» WHAT YOU ARE ASKED TO DO
Pick out all lines of the entries that include the word "caption" and copy them.

» INPUT DATA

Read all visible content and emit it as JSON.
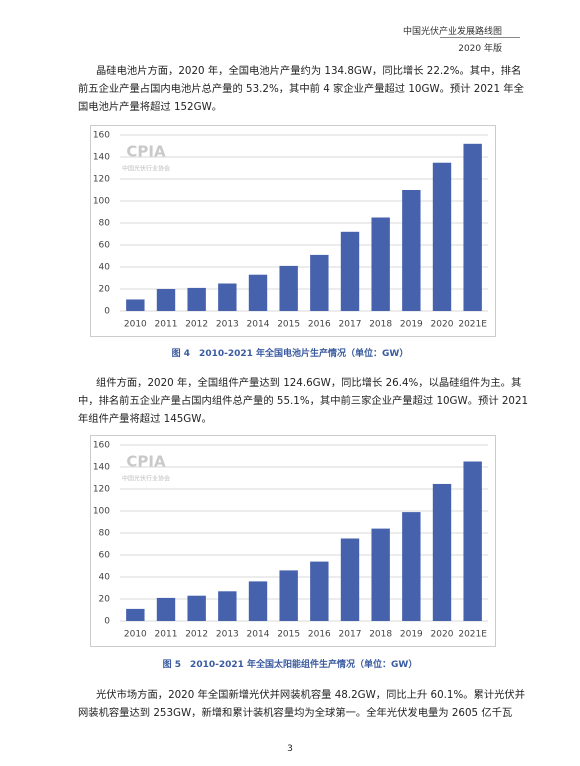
{
  "header": {
    "title": "中国光伏产业发展路线图",
    "edition": "2020 年版"
  },
  "paragraphs": [
    [
      "晶硅电池片方面，2020 年，全国电池片产量约为 134.8GW，同比增长 22.2%。其中，排名",
      "前五企业产量占国内电池片总产量的 53.2%，其中前 4 家企业产量超过 10GW。预计 2021 年全",
      "国电池片产量将超过 152GW。"
    ],
    [
      "组件方面，2020 年，全国组件产量达到 124.6GW，同比增长 26.4%，以晶硅组件为主。其",
      "中，排名前五企业产量占国内组件总产量的 55.1%，其中前三家企业产量超过 10GW。预计 2021",
      "年组件产量将超过 145GW。"
    ],
    [
      "光伏市场方面，2020 年全国新增光伏并网装机容量 48.2GW，同比上升 60.1%。累计光伏并",
      "网装机容量达到 253GW，新增和累计装机容量均为全球第一。全年光伏发电量为 2605 亿千瓦"
    ]
  ],
  "chart_data": [
    {
      "type": "bar",
      "caption": "图 4　2010-2021 年全国电池片生产情况（单位：GW）",
      "watermark": {
        "logo": "CPIA",
        "text": "中国光伏行业协会"
      },
      "categories": [
        "2010",
        "2011",
        "2012",
        "2013",
        "2014",
        "2015",
        "2016",
        "2017",
        "2018",
        "2019",
        "2020",
        "2021E"
      ],
      "values": [
        10.5,
        20,
        21,
        25,
        33,
        41,
        51,
        72,
        85,
        110,
        134.8,
        152
      ],
      "color": "#4762ad",
      "ylim": [
        0,
        160
      ],
      "yticks": [
        0,
        20,
        40,
        60,
        80,
        100,
        120,
        140,
        160
      ],
      "grid": true
    },
    {
      "type": "bar",
      "caption": "图 5　2010-2021 年全国太阳能组件生产情况（单位：GW）",
      "watermark": {
        "logo": "CPIA",
        "text": "中国光伏行业协会"
      },
      "categories": [
        "2010",
        "2011",
        "2012",
        "2013",
        "2014",
        "2015",
        "2016",
        "2017",
        "2018",
        "2019",
        "2020",
        "2021E"
      ],
      "values": [
        11,
        21,
        23,
        27,
        36,
        46,
        54,
        75,
        84,
        99,
        124.6,
        145
      ],
      "color": "#4762ad",
      "ylim": [
        0,
        160
      ],
      "yticks": [
        0,
        20,
        40,
        60,
        80,
        100,
        120,
        140,
        160
      ],
      "grid": true
    }
  ],
  "page_number": "3"
}
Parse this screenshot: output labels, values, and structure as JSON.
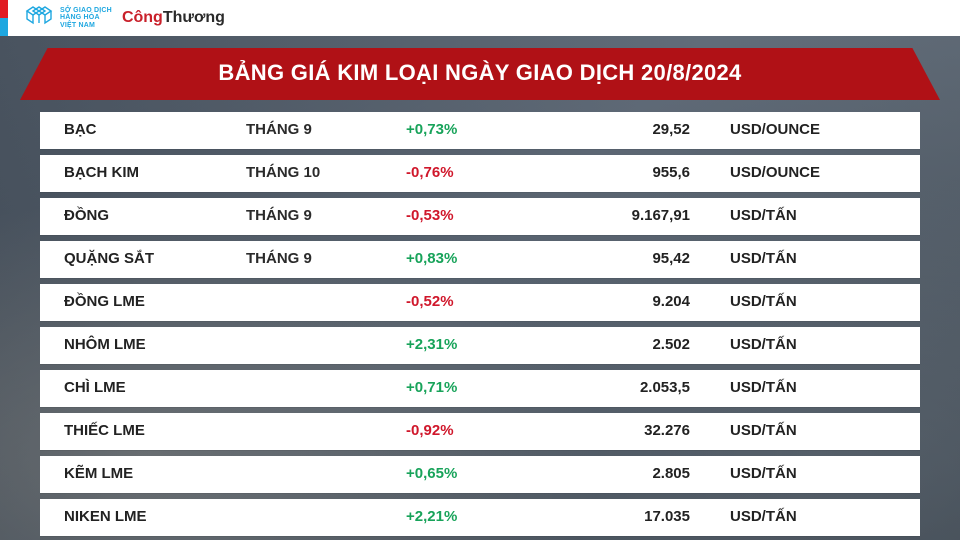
{
  "header": {
    "logo1_lines": [
      "SỞ GIAO DỊCH",
      "HÀNG HÓA",
      "VIỆT NAM"
    ],
    "logo2_a": "Công",
    "logo2_b": "Thương"
  },
  "title": "BẢNG GIÁ KIM LOẠI NGÀY GIAO DỊCH 20/8/2024",
  "colors": {
    "banner": "#b01116",
    "positive": "#18a35a",
    "negative": "#d0172b",
    "row_bg": "#ffffff",
    "page_bg_from": "#3a4552",
    "page_bg_to": "#4a5560",
    "accent_blue": "#1ea7e0",
    "accent_red": "#e11b22"
  },
  "table": {
    "columns": [
      "name",
      "month",
      "change",
      "price",
      "unit"
    ],
    "rows": [
      {
        "name": "BẠC",
        "month": "THÁNG 9",
        "change": "+0,73%",
        "dir": "pos",
        "price": "29,52",
        "unit": "USD/OUNCE"
      },
      {
        "name": "BẠCH KIM",
        "month": "THÁNG 10",
        "change": "-0,76%",
        "dir": "neg",
        "price": "955,6",
        "unit": "USD/OUNCE"
      },
      {
        "name": "ĐỒNG",
        "month": "THÁNG 9",
        "change": "-0,53%",
        "dir": "neg",
        "price": "9.167,91",
        "unit": "USD/TẤN"
      },
      {
        "name": "QUẶNG SẮT",
        "month": "THÁNG 9",
        "change": "+0,83%",
        "dir": "pos",
        "price": "95,42",
        "unit": "USD/TẤN"
      },
      {
        "name": "ĐỒNG LME",
        "month": "",
        "change": "-0,52%",
        "dir": "neg",
        "price": "9.204",
        "unit": "USD/TẤN"
      },
      {
        "name": "NHÔM LME",
        "month": "",
        "change": "+2,31%",
        "dir": "pos",
        "price": "2.502",
        "unit": "USD/TẤN"
      },
      {
        "name": "CHÌ LME",
        "month": "",
        "change": "+0,71%",
        "dir": "pos",
        "price": "2.053,5",
        "unit": "USD/TẤN"
      },
      {
        "name": "THIẾC LME",
        "month": "",
        "change": "-0,92%",
        "dir": "neg",
        "price": "32.276",
        "unit": "USD/TẤN"
      },
      {
        "name": "KẼM LME",
        "month": "",
        "change": "+0,65%",
        "dir": "pos",
        "price": "2.805",
        "unit": "USD/TẤN"
      },
      {
        "name": "NIKEN LME",
        "month": "",
        "change": "+2,21%",
        "dir": "pos",
        "price": "17.035",
        "unit": "USD/TẤN"
      }
    ]
  }
}
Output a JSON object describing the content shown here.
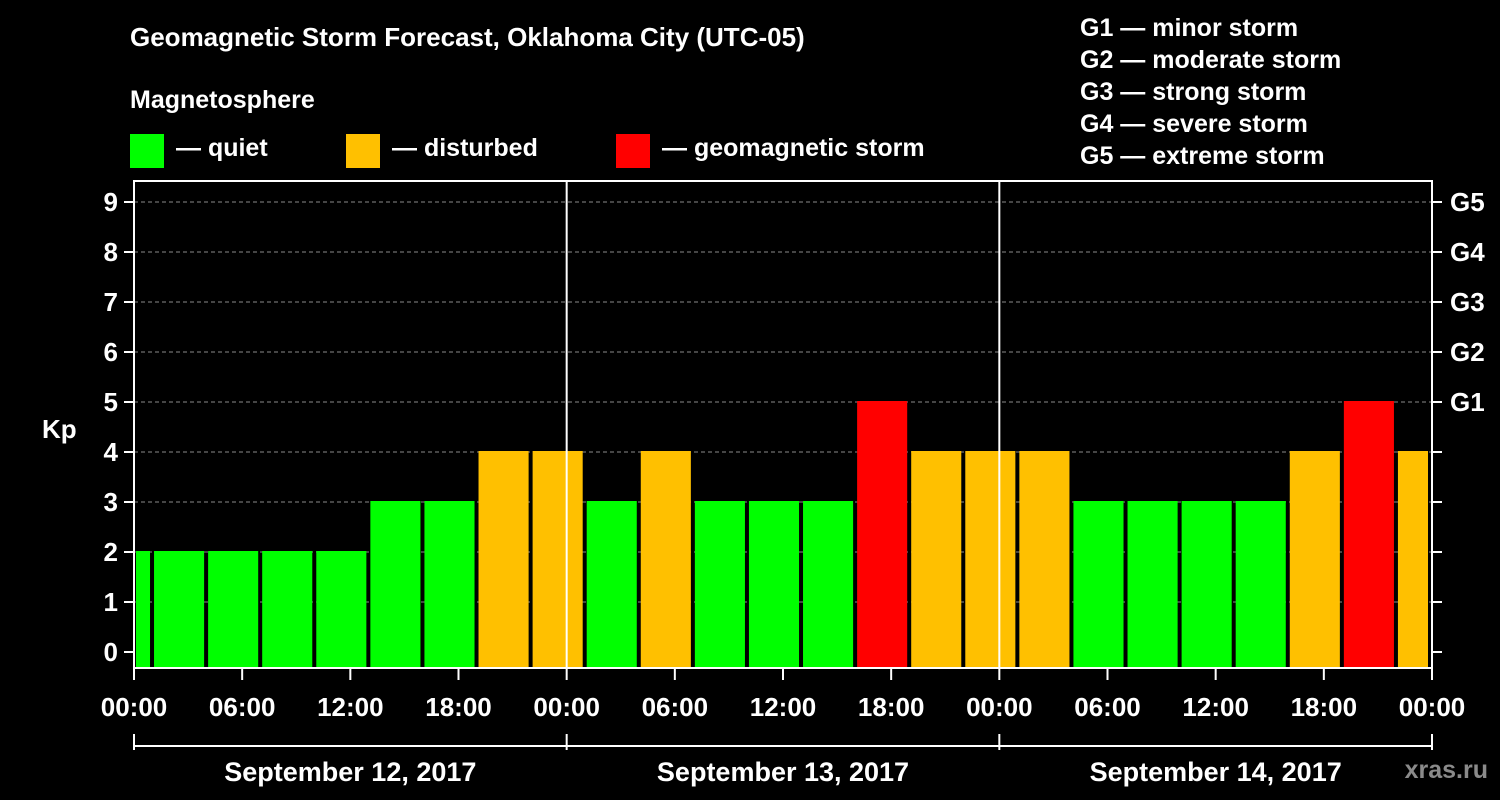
{
  "title": "Geomagnetic Storm Forecast, Oklahoma City (UTC-05)",
  "legend": {
    "title": "Magnetosphere",
    "items": [
      {
        "label": "— quiet",
        "color": "#00ff00"
      },
      {
        "label": "— disturbed",
        "color": "#ffc000"
      },
      {
        "label": "— geomagnetic storm",
        "color": "#ff0000"
      }
    ]
  },
  "g_scale": [
    "G1 — minor storm",
    "G2 — moderate storm",
    "G3 — strong storm",
    "G4 — severe storm",
    "G5 — extreme storm"
  ],
  "watermark": "xras.ru",
  "chart_data": {
    "type": "bar",
    "ylabel": "Kp",
    "ylim": [
      0,
      9
    ],
    "y_ticks": [
      "0",
      "1",
      "2",
      "3",
      "4",
      "5",
      "6",
      "7",
      "8",
      "9"
    ],
    "g_axis": [
      {
        "kp": 5,
        "label": "G1"
      },
      {
        "kp": 6,
        "label": "G2"
      },
      {
        "kp": 7,
        "label": "G3"
      },
      {
        "kp": 8,
        "label": "G4"
      },
      {
        "kp": 9,
        "label": "G5"
      }
    ],
    "x_ticks": [
      "00:00",
      "06:00",
      "12:00",
      "18:00",
      "00:00",
      "06:00",
      "12:00",
      "18:00",
      "00:00",
      "06:00",
      "12:00",
      "18:00",
      "00:00"
    ],
    "days": [
      "September 12, 2017",
      "September 13, 2017",
      "September 14, 2017"
    ],
    "grid": true,
    "colors": {
      "quiet": "#00ff00",
      "disturbed": "#ffc000",
      "storm": "#ff0000"
    },
    "thresholds": {
      "disturbed": 4,
      "storm": 5
    },
    "bars": [
      {
        "start_hour": 0,
        "end_hour": 1,
        "kp": 2
      },
      {
        "start_hour": 1,
        "end_hour": 4,
        "kp": 2
      },
      {
        "start_hour": 4,
        "end_hour": 7,
        "kp": 2
      },
      {
        "start_hour": 7,
        "end_hour": 10,
        "kp": 2
      },
      {
        "start_hour": 10,
        "end_hour": 13,
        "kp": 2
      },
      {
        "start_hour": 13,
        "end_hour": 16,
        "kp": 3
      },
      {
        "start_hour": 16,
        "end_hour": 19,
        "kp": 3
      },
      {
        "start_hour": 19,
        "end_hour": 22,
        "kp": 4
      },
      {
        "start_hour": 22,
        "end_hour": 25,
        "kp": 4
      },
      {
        "start_hour": 25,
        "end_hour": 28,
        "kp": 3
      },
      {
        "start_hour": 28,
        "end_hour": 31,
        "kp": 4
      },
      {
        "start_hour": 31,
        "end_hour": 34,
        "kp": 3
      },
      {
        "start_hour": 34,
        "end_hour": 37,
        "kp": 3
      },
      {
        "start_hour": 37,
        "end_hour": 40,
        "kp": 3
      },
      {
        "start_hour": 40,
        "end_hour": 43,
        "kp": 5
      },
      {
        "start_hour": 43,
        "end_hour": 46,
        "kp": 4
      },
      {
        "start_hour": 46,
        "end_hour": 49,
        "kp": 4
      },
      {
        "start_hour": 49,
        "end_hour": 52,
        "kp": 4
      },
      {
        "start_hour": 52,
        "end_hour": 55,
        "kp": 3
      },
      {
        "start_hour": 55,
        "end_hour": 58,
        "kp": 3
      },
      {
        "start_hour": 58,
        "end_hour": 61,
        "kp": 3
      },
      {
        "start_hour": 61,
        "end_hour": 64,
        "kp": 3
      },
      {
        "start_hour": 64,
        "end_hour": 67,
        "kp": 4
      },
      {
        "start_hour": 67,
        "end_hour": 70,
        "kp": 5
      },
      {
        "start_hour": 70,
        "end_hour": 72,
        "kp": 4
      }
    ]
  }
}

» COMPLETE OUTPUT
      "caption": "图 4　2010-2021 年全国电池片生产情况（单位：GW）",
      "caption": "图 5　2010-2021 年全国太阳能组件生产情况（单位：GW）",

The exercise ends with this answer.